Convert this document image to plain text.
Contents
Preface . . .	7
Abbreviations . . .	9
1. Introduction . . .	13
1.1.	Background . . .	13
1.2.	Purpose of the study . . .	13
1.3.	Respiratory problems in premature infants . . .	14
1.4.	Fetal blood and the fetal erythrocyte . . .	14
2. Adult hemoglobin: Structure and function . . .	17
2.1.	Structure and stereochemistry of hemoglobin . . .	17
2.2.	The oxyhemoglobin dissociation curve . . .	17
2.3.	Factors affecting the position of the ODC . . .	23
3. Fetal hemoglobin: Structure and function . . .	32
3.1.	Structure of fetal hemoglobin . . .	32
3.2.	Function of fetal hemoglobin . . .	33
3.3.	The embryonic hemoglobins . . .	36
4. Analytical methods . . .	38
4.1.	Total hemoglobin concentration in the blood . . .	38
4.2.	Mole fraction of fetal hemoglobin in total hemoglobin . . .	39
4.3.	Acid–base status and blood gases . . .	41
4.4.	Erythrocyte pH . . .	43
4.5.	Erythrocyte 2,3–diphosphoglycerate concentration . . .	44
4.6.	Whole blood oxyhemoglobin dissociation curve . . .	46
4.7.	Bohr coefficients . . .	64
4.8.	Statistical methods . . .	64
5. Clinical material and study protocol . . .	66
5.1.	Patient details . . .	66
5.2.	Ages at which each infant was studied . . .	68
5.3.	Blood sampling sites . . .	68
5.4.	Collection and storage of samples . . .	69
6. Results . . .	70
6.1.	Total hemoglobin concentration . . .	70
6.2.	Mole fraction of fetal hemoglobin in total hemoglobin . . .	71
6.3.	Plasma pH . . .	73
=-=-=
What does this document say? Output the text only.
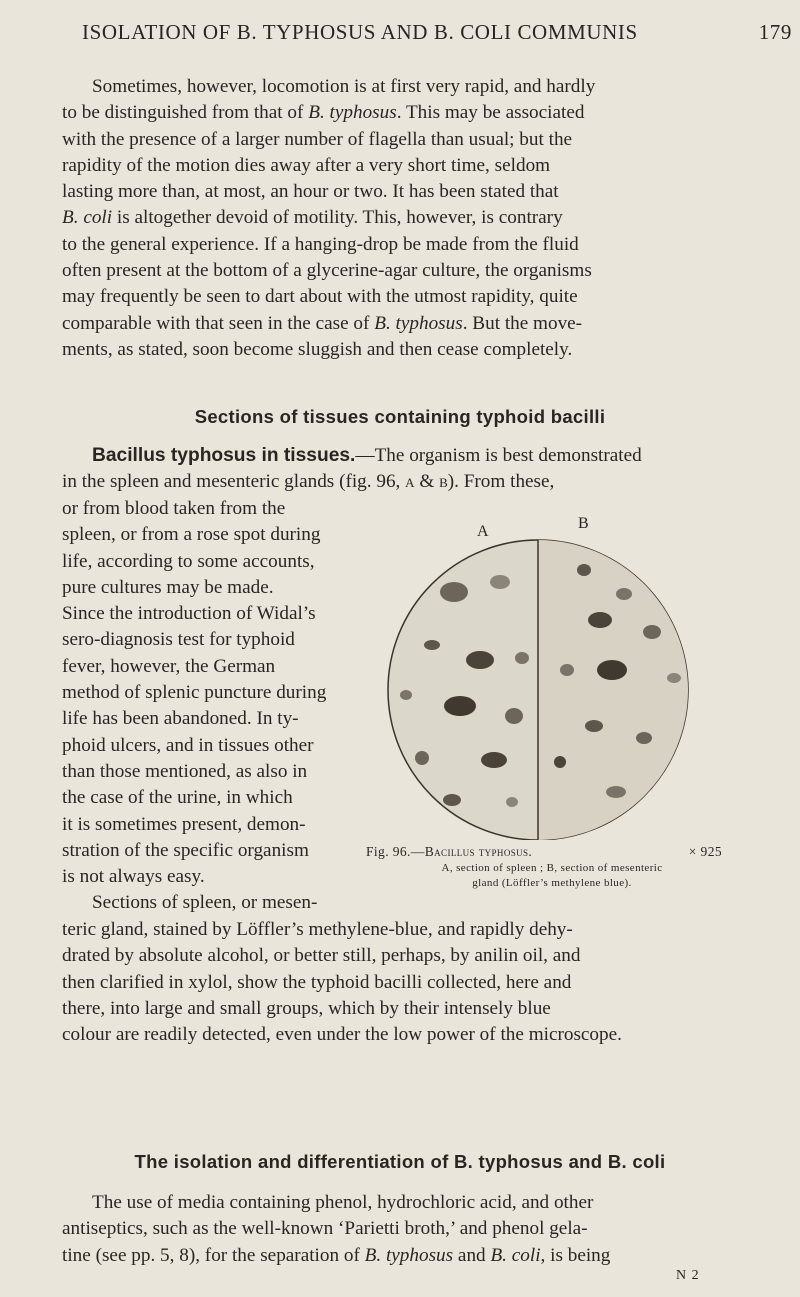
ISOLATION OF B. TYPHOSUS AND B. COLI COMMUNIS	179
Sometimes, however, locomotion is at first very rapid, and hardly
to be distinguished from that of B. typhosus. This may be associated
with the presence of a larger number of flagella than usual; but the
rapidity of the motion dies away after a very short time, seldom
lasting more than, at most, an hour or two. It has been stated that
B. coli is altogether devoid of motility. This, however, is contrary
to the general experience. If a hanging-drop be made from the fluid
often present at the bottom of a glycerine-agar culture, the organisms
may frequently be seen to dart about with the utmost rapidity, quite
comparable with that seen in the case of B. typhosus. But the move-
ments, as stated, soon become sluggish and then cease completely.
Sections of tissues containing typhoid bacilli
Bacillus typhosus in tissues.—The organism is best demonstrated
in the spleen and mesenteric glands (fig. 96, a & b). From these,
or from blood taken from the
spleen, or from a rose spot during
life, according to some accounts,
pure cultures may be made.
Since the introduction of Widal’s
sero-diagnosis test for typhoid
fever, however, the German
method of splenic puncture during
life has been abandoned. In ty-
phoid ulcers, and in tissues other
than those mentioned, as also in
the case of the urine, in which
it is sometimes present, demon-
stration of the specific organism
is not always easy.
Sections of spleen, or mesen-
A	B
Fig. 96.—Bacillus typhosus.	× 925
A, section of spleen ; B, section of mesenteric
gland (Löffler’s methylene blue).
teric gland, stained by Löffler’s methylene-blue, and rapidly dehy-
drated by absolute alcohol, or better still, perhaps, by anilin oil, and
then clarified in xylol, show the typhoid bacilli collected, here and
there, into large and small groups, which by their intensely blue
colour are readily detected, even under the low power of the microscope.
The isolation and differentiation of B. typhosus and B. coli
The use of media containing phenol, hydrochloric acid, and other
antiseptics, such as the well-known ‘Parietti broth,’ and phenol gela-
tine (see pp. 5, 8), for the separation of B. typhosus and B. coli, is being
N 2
=-=-=
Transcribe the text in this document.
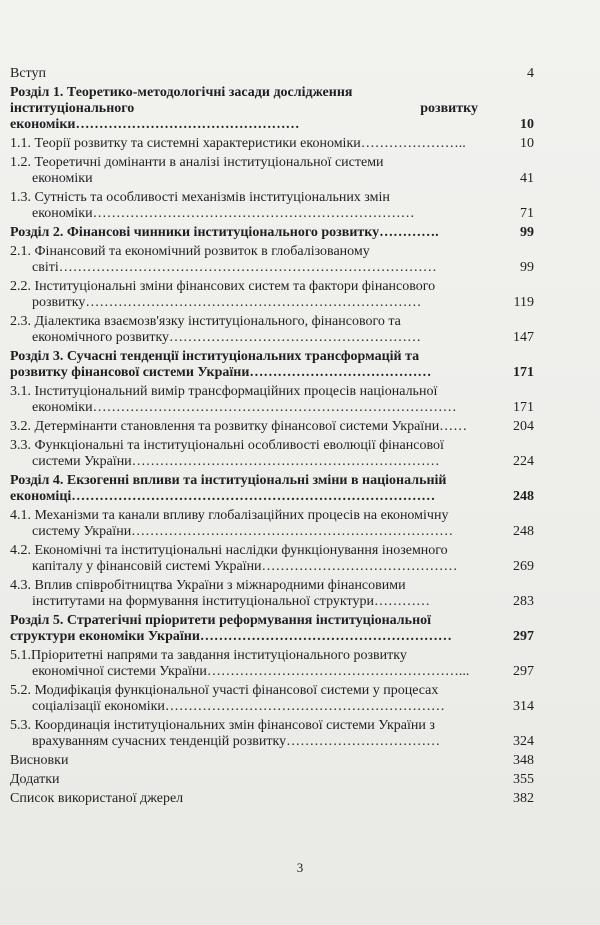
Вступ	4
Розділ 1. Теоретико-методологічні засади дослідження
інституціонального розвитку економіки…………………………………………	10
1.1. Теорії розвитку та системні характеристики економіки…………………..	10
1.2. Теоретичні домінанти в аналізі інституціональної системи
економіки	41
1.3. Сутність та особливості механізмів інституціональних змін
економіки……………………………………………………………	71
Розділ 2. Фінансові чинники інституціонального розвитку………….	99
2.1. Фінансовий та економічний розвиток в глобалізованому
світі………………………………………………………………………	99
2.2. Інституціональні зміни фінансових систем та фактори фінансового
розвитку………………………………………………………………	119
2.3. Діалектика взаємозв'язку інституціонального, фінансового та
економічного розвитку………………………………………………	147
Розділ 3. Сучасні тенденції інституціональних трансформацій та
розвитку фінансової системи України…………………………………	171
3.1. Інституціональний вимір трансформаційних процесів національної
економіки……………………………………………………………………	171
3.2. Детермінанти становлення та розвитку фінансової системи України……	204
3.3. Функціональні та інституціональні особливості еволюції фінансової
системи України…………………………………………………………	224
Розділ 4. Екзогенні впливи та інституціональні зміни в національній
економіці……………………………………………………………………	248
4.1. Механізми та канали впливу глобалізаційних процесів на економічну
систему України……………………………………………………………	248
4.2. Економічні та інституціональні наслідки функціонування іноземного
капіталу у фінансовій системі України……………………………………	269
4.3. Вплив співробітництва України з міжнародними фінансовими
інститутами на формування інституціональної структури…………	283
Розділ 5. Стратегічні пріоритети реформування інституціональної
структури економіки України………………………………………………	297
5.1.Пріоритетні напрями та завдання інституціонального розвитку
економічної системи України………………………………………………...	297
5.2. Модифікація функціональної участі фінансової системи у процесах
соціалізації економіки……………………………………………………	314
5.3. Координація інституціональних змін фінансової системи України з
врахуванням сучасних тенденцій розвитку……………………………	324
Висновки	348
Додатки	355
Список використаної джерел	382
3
=-=-=
**Problem to work on**
List every line above containing the word "typhoid".

**Full response**
Sections of tissues containing typhoid bacilli
sero-diagnosis test for typhoid
then clarified in xylol, show the typhoid bacilli collected, here and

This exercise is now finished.